-- BEGIN Records for the exercise --

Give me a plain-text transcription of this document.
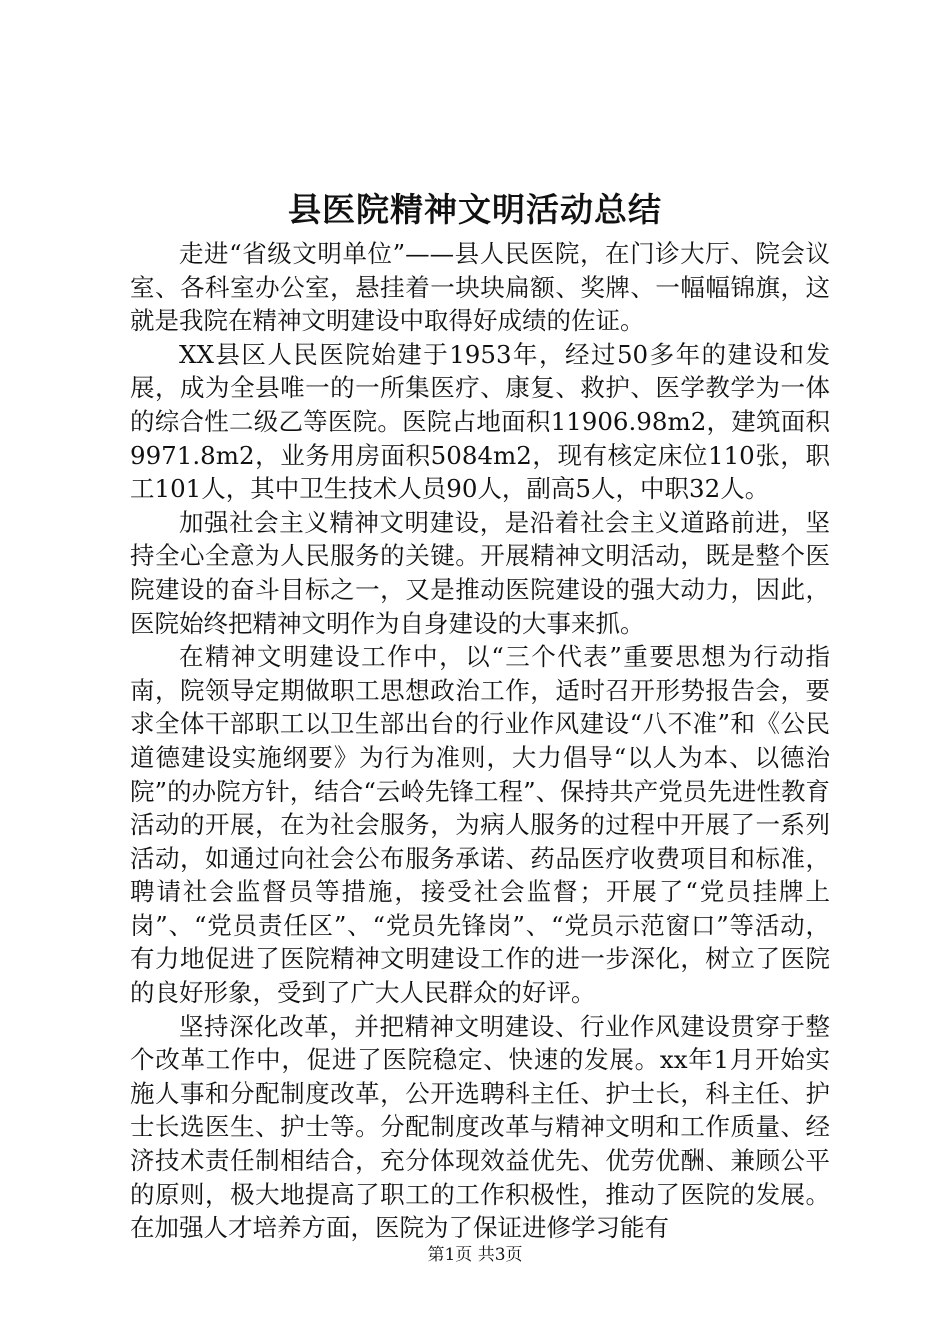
县医院精神文明活动总结

走进“省级文明单位”——县人民医院，在门诊大厅、院会议室、各科室办公室，悬挂着一块块扁额、奖牌、一幅幅锦旗，这就是我院在精神文明建设中取得好成绩的佐证。

XX县区人民医院始建于1953年，经过50多年的建设和发展，成为全县唯一的一所集医疗、康复、救护、医学教学为一体的综合性二级乙等医院。医院占地面积11906.98m2，建筑面积9971.8m2，业务用房面积5084m2，现有核定床位110张，职工101人，其中卫生技术人员90人，副高5人，中职32人。

加强社会主义精神文明建设，是沿着社会主义道路前进，坚持全心全意为人民服务的关键。开展精神文明活动，既是整个医院建设的奋斗目标之一，又是推动医院建设的强大动力，因此，医院始终把精神文明作为自身建设的大事来抓。

在精神文明建设工作中，以“三个代表”重要思想为行动指南，院领导定期做职工思想政治工作，适时召开形势报告会，要求全体干部职工以卫生部出台的行业作风建设“八不准”和《公民道德建设实施纲要》为行为准则，大力倡导“以人为本、以德治院”的办院方针，结合“云岭先锋工程”、保持共产党员先进性教育活动的开展，在为社会服务，为病人服务的过程中开展了一系列活动，如通过向社会公布服务承诺、药品医疗收费项目和标准，聘请社会监督员等措施，接受社会监督；开展了“党员挂牌上岗”、“党员责任区”、“党员先锋岗”、“党员示范窗口”等活动，有力地促进了医院精神文明建设工作的进一步深化，树立了医院的良好形象，受到了广大人民群众的好评。

坚持深化改革，并把精神文明建设、行业作风建设贯穿于整个改革工作中，促进了医院稳定、快速的发展。xx年1月开始实施人事和分配制度改革，公开选聘科主任、护士长，科主任、护士长选医生、护士等。分配制度改革与精神文明和工作质量、经济技术责任制相结合，充分体现效益优先、优劳优酬、兼顾公平的原则，极大地提高了职工的工作积极性，推动了医院的发展。在加强人才培养方面，医院为了保证进修学习能有

第1页 共3页
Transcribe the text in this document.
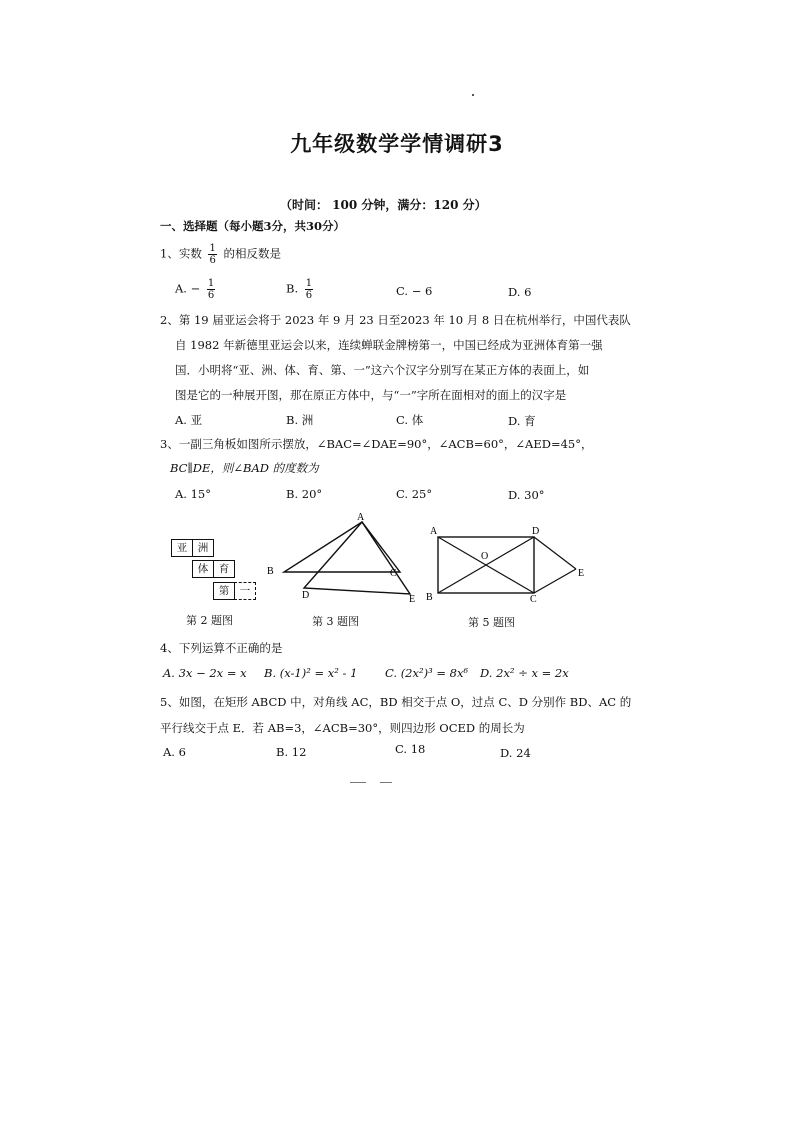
九年级数学学情调研3
（时间： 100 分钟，满分：120 分）
一、选择题（每小题3分，共30分）
1、实数 $\frac{1}{6}$ 的相反数是
A. − $\frac{1}{6}$	B. $\frac{1}{6}$	C. − 6	D. 6
2、第 19 届亚运会将于 2023 年 9 月 23 日至2023 年 10 月 8 日在杭州举行，中国代表队
自 1982 年新德里亚运会以来，连续蝉联金牌榜第一，中国已经成为亚洲体育第一强
国．小明将“亚、洲、体、育、第、一”这六个汉字分别写在某正方体的表面上，如
图是它的一种展开图，那在原正方体中，与“一”字所在面相对的面上的汉字是
A. 亚	B. 洲	C. 体	D. 育
3、一副三角板如图所示摆放，∠BAC=∠DAE=90°，∠ACB=60°，∠AED=45°，
BC∥DE，则∠BAD 的度数为
A. 15°	B. 20°	C. 25°	D. 30°
亚	洲
体	育
第	一
第 2 题图
A
B	C
D	E
第 3 题图
A
B	C
D
E
O
第 5 题图
4、下列运算不正确的是
A. 3x − 2x = x B. (x-1)² = x² - 1 C. (2x²)³ = 8x⁶ D. 2x² ÷ x = 2x
5、如图，在矩形 ABCD 中，对角线 AC，BD 相交于点 O，过点 C、D 分别作 BD、AC 的
平行线交于点 E．若 AB=3，∠ACB=30°，则四边形 OCED 的周长为
A. 6	B. 12	C. 18	D. 24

-- END Records for the exercise --

▸ **Problem to solve**: Find the line containing "Transcribe the text in this document." in the listing above. Restate it and every line after it, word for word, through the final line, leaving out the pictures.

▸ **Completed exercise**:
Transcribe the text in this document.
九年级数学学情调研3
（时间： 100 分钟，满分：120 分）
一、选择题（每小题3分，共30分）
1、实数 $\frac{1}{6}$ 的相反数是
A. − $\frac{1}{6}$	B. $\frac{1}{6}$	C. − 6	D. 6
2、第 19 届亚运会将于 2023 年 9 月 23 日至2023 年 10 月 8 日在杭州举行，中国代表队
自 1982 年新德里亚运会以来，连续蝉联金牌榜第一，中国已经成为亚洲体育第一强
国．小明将“亚、洲、体、育、第、一”这六个汉字分别写在某正方体的表面上，如
图是它的一种展开图，那在原正方体中，与“一”字所在面相对的面上的汉字是
A. 亚	B. 洲	C. 体	D. 育
3、一副三角板如图所示摆放，∠BAC=∠DAE=90°，∠ACB=60°，∠AED=45°，
BC∥DE，则∠BAD 的度数为
A. 15°	B. 20°	C. 25°	D. 30°
亚	洲
体	育
第	一
第 2 题图
A
B	C
D	E
第 3 题图
A
B	C
D
E
O
第 5 题图
4、下列运算不正确的是
A. 3x − 2x = x B. (x-1)² = x² - 1 C. (2x²)³ = 8x⁶ D. 2x² ÷ x = 2x
5、如图，在矩形 ABCD 中，对角线 AC，BD 相交于点 O，过点 C、D 分别作 BD、AC 的
平行线交于点 E．若 AB=3，∠ACB=30°，则四边形 OCED 的周长为
A. 6	B. 12	C. 18	D. 24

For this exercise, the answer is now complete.